(Data extracted from a collection)

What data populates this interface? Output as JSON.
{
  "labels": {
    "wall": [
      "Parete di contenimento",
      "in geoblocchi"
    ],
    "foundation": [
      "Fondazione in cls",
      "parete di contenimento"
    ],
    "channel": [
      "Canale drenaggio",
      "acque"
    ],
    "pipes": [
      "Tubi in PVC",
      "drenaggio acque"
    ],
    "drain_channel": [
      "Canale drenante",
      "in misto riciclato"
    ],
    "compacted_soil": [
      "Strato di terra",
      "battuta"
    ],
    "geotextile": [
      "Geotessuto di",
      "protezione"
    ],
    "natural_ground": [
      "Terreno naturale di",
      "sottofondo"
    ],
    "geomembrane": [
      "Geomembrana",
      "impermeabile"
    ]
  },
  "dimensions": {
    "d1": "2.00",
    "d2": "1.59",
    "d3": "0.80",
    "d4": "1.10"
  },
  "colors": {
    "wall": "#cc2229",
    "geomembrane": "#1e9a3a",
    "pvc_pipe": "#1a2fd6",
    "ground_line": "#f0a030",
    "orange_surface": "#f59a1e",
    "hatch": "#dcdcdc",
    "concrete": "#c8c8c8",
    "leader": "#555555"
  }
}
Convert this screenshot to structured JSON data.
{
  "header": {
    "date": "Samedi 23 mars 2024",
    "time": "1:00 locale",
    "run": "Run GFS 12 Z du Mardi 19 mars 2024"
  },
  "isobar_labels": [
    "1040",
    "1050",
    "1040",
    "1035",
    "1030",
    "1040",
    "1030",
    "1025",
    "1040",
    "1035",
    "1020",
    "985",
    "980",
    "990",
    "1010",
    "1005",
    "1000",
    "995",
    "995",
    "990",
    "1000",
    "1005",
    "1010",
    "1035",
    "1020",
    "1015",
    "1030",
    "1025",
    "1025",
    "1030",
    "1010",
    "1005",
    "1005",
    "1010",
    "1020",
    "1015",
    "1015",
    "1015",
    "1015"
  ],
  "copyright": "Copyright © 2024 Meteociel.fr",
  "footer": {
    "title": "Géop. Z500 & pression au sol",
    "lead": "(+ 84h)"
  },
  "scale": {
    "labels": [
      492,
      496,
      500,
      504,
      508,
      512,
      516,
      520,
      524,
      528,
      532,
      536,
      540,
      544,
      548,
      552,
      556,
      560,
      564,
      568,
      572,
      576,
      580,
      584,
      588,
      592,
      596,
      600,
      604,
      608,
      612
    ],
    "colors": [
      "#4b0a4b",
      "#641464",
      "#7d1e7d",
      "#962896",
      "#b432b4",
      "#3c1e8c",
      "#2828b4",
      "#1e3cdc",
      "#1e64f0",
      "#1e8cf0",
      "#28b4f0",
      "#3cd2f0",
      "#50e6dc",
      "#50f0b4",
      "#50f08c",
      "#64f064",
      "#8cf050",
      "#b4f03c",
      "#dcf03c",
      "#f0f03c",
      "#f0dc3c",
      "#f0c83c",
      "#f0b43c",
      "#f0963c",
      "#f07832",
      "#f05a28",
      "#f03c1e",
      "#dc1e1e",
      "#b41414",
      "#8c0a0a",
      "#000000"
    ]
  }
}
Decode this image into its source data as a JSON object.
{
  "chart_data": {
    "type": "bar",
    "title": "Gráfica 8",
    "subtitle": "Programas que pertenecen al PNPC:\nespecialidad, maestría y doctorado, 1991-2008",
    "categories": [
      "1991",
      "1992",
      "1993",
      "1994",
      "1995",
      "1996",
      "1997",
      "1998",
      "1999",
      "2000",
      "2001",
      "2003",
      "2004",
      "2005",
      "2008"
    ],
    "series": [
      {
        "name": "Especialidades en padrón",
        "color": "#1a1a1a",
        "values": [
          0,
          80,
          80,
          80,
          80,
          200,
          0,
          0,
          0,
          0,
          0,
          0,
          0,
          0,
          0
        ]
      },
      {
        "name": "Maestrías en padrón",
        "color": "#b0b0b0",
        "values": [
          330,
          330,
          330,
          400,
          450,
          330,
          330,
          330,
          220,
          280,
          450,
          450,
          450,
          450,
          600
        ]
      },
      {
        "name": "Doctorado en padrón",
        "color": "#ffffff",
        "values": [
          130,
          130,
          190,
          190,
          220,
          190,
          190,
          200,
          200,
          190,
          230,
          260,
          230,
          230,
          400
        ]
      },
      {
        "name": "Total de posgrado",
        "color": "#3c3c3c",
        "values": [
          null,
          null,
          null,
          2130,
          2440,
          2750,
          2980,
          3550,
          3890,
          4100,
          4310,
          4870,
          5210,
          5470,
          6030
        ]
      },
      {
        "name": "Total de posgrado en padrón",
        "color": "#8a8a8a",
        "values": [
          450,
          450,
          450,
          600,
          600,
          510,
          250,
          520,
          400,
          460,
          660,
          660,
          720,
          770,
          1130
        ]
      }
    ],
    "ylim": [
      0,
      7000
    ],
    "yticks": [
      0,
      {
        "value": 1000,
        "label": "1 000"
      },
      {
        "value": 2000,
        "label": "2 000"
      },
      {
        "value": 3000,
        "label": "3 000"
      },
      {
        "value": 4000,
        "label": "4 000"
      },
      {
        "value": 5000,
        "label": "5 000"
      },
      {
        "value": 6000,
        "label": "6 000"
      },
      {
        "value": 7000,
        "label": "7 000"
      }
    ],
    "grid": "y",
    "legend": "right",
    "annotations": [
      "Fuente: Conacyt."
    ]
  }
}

-- EXERCISE PROMPT --
Write out the full set of records exactly as given.

-- FULL OUTPUT --
What data populates this interface? Output as JSON.
{
  "labels": {
    "wall": [
      "Parete di contenimento",
      "in geoblocchi"
    ],
    "foundation": [
      "Fondazione in cls",
      "parete di contenimento"
    ],
    "channel": [
      "Canale drenaggio",
      "acque"
    ],
    "pipes": [
      "Tubi in PVC",
      "drenaggio acque"
    ],
    "drain_channel": [
      "Canale drenante",
      "in misto riciclato"
    ],
    "compacted_soil": [
      "Strato di terra",
      "battuta"
    ],
    "geotextile": [
      "Geotessuto di",
      "protezione"
    ],
    "natural_ground": [
      "Terreno naturale di",
      "sottofondo"
    ],
    "geomembrane": [
      "Geomembrana",
      "impermeabile"
    ]
  },
  "dimensions": {
    "d1": "2.00",
    "d2": "1.59",
    "d3": "0.80",
    "d4": "1.10"
  },
  "colors": {
    "wall": "#cc2229",
    "geomembrane": "#1e9a3a",
    "pvc_pipe": "#1a2fd6",
    "ground_line": "#f0a030",
    "orange_surface": "#f59a1e",
    "hatch": "#dcdcdc",
    "concrete": "#c8c8c8",
    "leader": "#555555"
  }
}
Convert this screenshot to structured JSON data.
{
  "header": {
    "date": "Samedi 23 mars 2024",
    "time": "1:00 locale",
    "run": "Run GFS 12 Z du Mardi 19 mars 2024"
  },
  "isobar_labels": [
    "1040",
    "1050",
    "1040",
    "1035",
    "1030",
    "1040",
    "1030",
    "1025",
    "1040",
    "1035",
    "1020",
    "985",
    "980",
    "990",
    "1010",
    "1005",
    "1000",
    "995",
    "995",
    "990",
    "1000",
    "1005",
    "1010",
    "1035",
    "1020",
    "1015",
    "1030",
    "1025",
    "1025",
    "1030",
    "1010",
    "1005",
    "1005",
    "1010",
    "1020",
    "1015",
    "1015",
    "1015",
    "1015"
  ],
  "copyright": "Copyright © 2024 Meteociel.fr",
  "footer": {
    "title": "Géop. Z500 & pression au sol",
    "lead": "(+ 84h)"
  },
  "scale": {
    "labels": [
      492,
      496,
      500,
      504,
      508,
      512,
      516,
      520,
      524,
      528,
      532,
      536,
      540,
      544,
      548,
      552,
      556,
      560,
      564,
      568,
      572,
      576,
      580,
      584,
      588,
      592,
      596,
      600,
      604,
      608,
      612
    ],
    "colors": [
      "#4b0a4b",
      "#641464",
      "#7d1e7d",
      "#962896",
      "#b432b4",
      "#3c1e8c",
      "#2828b4",
      "#1e3cdc",
      "#1e64f0",
      "#1e8cf0",
      "#28b4f0",
      "#3cd2f0",
      "#50e6dc",
      "#50f0b4",
      "#50f08c",
      "#64f064",
      "#8cf050",
      "#b4f03c",
      "#dcf03c",
      "#f0f03c",
      "#f0dc3c",
      "#f0c83c",
      "#f0b43c",
      "#f0963c",
      "#f07832",
      "#f05a28",
      "#f03c1e",
      "#dc1e1e",
      "#b41414",
      "#8c0a0a",
      "#000000"
    ]
  }
}
Decode this image into its source data as a JSON object.
{
  "chart_data": {
    "type": "bar",
    "title": "Gráfica 8",
    "subtitle": "Programas que pertenecen al PNPC:\nespecialidad, maestría y doctorado, 1991-2008",
    "categories": [
      "1991",
      "1992",
      "1993",
      "1994",
      "1995",
      "1996",
      "1997",
      "1998",
      "1999",
      "2000",
      "2001",
      "2003",
      "2004",
      "2005",
      "2008"
    ],
    "series": [
      {
        "name": "Especialidades en padrón",
        "color": "#1a1a1a",
        "values": [
          0,
          80,
          80,
          80,
          80,
          200,
          0,
          0,
          0,
          0,
          0,
          0,
          0,
          0,
          0
        ]
      },
      {
        "name": "Maestrías en padrón",
        "color": "#b0b0b0",
        "values": [
          330,
          330,
          330,
          400,
          450,
          330,
          330,
          330,
          220,
          280,
          450,
          450,
          450,
          450,
          600
        ]
      },
      {
        "name": "Doctorado en padrón",
        "color": "#ffffff",
        "values": [
          130,
          130,
          190,
          190,
          220,
          190,
          190,
          200,
          200,
          190,
          230,
          260,
          230,
          230,
          400
        ]
      },
      {
        "name": "Total de posgrado",
        "color": "#3c3c3c",
        "values": [
          null,
          null,
          null,
          2130,
          2440,
          2750,
          2980,
          3550,
          3890,
          4100,
          4310,
          4870,
          5210,
          5470,
          6030
        ]
      },
      {
        "name": "Total de posgrado en padrón",
        "color": "#8a8a8a",
        "values": [
          450,
          450,
          450,
          600,
          600,
          510,
          250,
          520,
          400,
          460,
          660,
          660,
          720,
          770,
          1130
        ]
      }
    ],
    "ylim": [
      0,
      7000
    ],
    "yticks": [
      0,
      {
        "value": 1000,
        "label": "1 000"
      },
      {
        "value": 2000,
        "label": "2 000"
      },
      {
        "value": 3000,
        "label": "3 000"
      },
      {
        "value": 4000,
        "label": "4 000"
      },
      {
        "value": 5000,
        "label": "5 000"
      },
      {
        "value": 6000,
        "label": "6 000"
      },
      {
        "value": 7000,
        "label": "7 000"
      }
    ],
    "grid": "y",
    "legend": "right",
    "annotations": [
      "Fuente: Conacyt."
    ]
  }
}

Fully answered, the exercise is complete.